▸ **WHAT TO PRODUCE**:
Copy every entry exactly as given, minus the images.
-- begin LISTING --
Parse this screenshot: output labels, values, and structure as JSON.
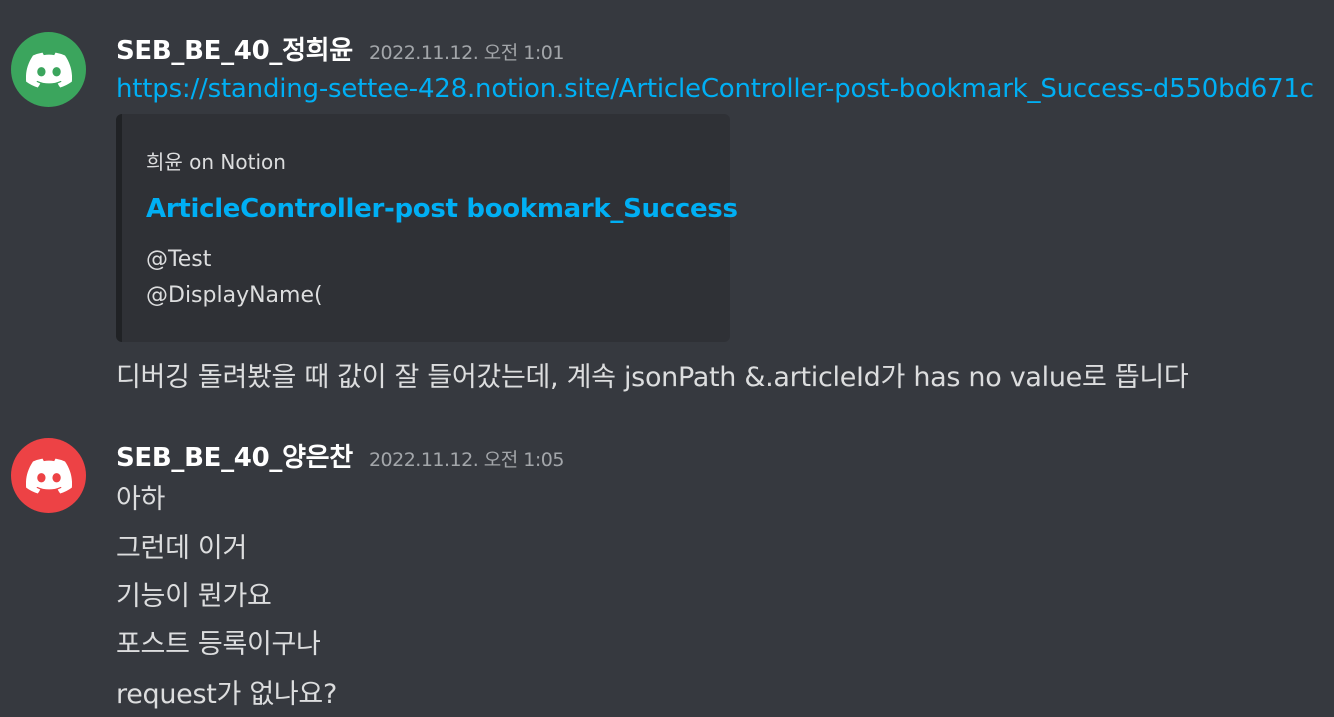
{
  "messages": [
    {
      "avatar_color": "#3ba55d",
      "avatar_icon": "discord-logo-icon",
      "username": "SEB_BE_40_정희윤",
      "timestamp": "2022.11.12. 오전 1:01",
      "link": "https://standing-settee-428.notion.site/ArticleController-post-bookmark_Success-d550bd671c",
      "embed": {
        "provider": "희윤 on Notion",
        "title": "ArticleController-post bookmark_Success",
        "description": [
          "@Test",
          "@DisplayName("
        ]
      },
      "text": "디버깅 돌려봤을 때 값이 잘 들어갔는데, 계속 jsonPath &.articleId가 has no value로 뜹니다"
    },
    {
      "avatar_color": "#ed4245",
      "avatar_icon": "discord-logo-icon",
      "username": "SEB_BE_40_양은찬",
      "timestamp": "2022.11.12. 오전 1:05",
      "lines": [
        "아하",
        "그런데 이거",
        "기능이 뭔가요",
        "포스트 등록이구나",
        "request가 없나요?"
      ]
    }
  ]
}
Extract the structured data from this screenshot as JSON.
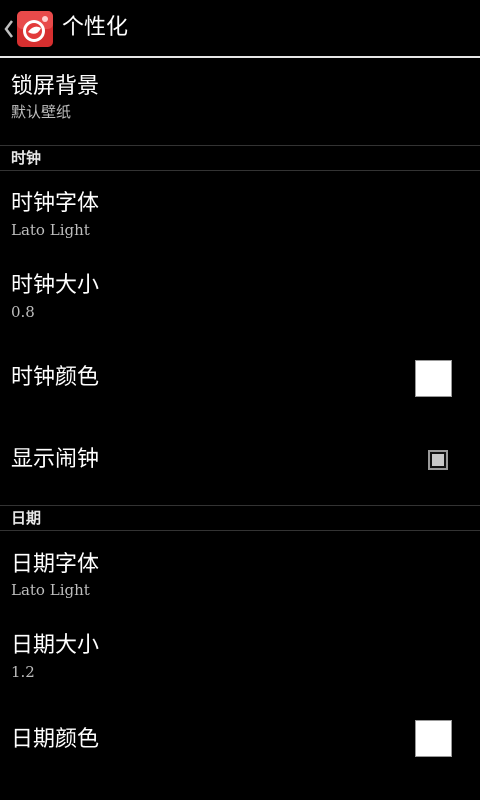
{
  "action_bar": {
    "title": "个性化",
    "app_icon": "app-logo-icon",
    "up_icon": "chevron-left-icon"
  },
  "preferences": {
    "lock_background": {
      "title": "锁屏背景",
      "summary": "默认壁纸"
    },
    "category_clock": "时钟",
    "clock_font": {
      "title": "时钟字体",
      "summary": "Lato Light"
    },
    "clock_size": {
      "title": "时钟大小",
      "summary": "0.8"
    },
    "clock_color": {
      "title": "时钟颜色",
      "color": "#ffffff"
    },
    "show_alarm": {
      "title": "显示闹钟",
      "checked": true
    },
    "category_date": "日期",
    "date_font": {
      "title": "日期字体",
      "summary": "Lato Light"
    },
    "date_size": {
      "title": "日期大小",
      "summary": "1.2"
    },
    "date_color": {
      "title": "日期颜色",
      "color": "#ffffff"
    }
  },
  "colors": {
    "background": "#000000",
    "divider": "#e6e6e6",
    "summary_text": "#bdbdbd"
  }
}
-- end LISTING --
▸ **FINISHED TASK**:
Parse this screenshot: output labels, values, and structure as JSON.
{
  "messages": [
    {
      "avatar_color": "#3ba55d",
      "avatar_icon": "discord-logo-icon",
      "username": "SEB_BE_40_정희윤",
      "timestamp": "2022.11.12. 오전 1:01",
      "link": "https://standing-settee-428.notion.site/ArticleController-post-bookmark_Success-d550bd671c",
      "embed": {
        "provider": "희윤 on Notion",
        "title": "ArticleController-post bookmark_Success",
        "description": [
          "@Test",
          "@DisplayName("
        ]
      },
      "text": "디버깅 돌려봤을 때 값이 잘 들어갔는데, 계속 jsonPath &.articleId가 has no value로 뜹니다"
    },
    {
      "avatar_color": "#ed4245",
      "avatar_icon": "discord-logo-icon",
      "username": "SEB_BE_40_양은찬",
      "timestamp": "2022.11.12. 오전 1:05",
      "lines": [
        "아하",
        "그런데 이거",
        "기능이 뭔가요",
        "포스트 등록이구나",
        "request가 없나요?"
      ]
    }
  ]
}
Extract the structured data from this screenshot as JSON.
{
  "action_bar": {
    "title": "个性化",
    "app_icon": "app-logo-icon",
    "up_icon": "chevron-left-icon"
  },
  "preferences": {
    "lock_background": {
      "title": "锁屏背景",
      "summary": "默认壁纸"
    },
    "category_clock": "时钟",
    "clock_font": {
      "title": "时钟字体",
      "summary": "Lato Light"
    },
    "clock_size": {
      "title": "时钟大小",
      "summary": "0.8"
    },
    "clock_color": {
      "title": "时钟颜色",
      "color": "#ffffff"
    },
    "show_alarm": {
      "title": "显示闹钟",
      "checked": true
    },
    "category_date": "日期",
    "date_font": {
      "title": "日期字体",
      "summary": "Lato Light"
    },
    "date_size": {
      "title": "日期大小",
      "summary": "1.2"
    },
    "date_color": {
      "title": "日期颜色",
      "color": "#ffffff"
    }
  },
  "colors": {
    "background": "#000000",
    "divider": "#e6e6e6",
    "summary_text": "#bdbdbd"
  }
}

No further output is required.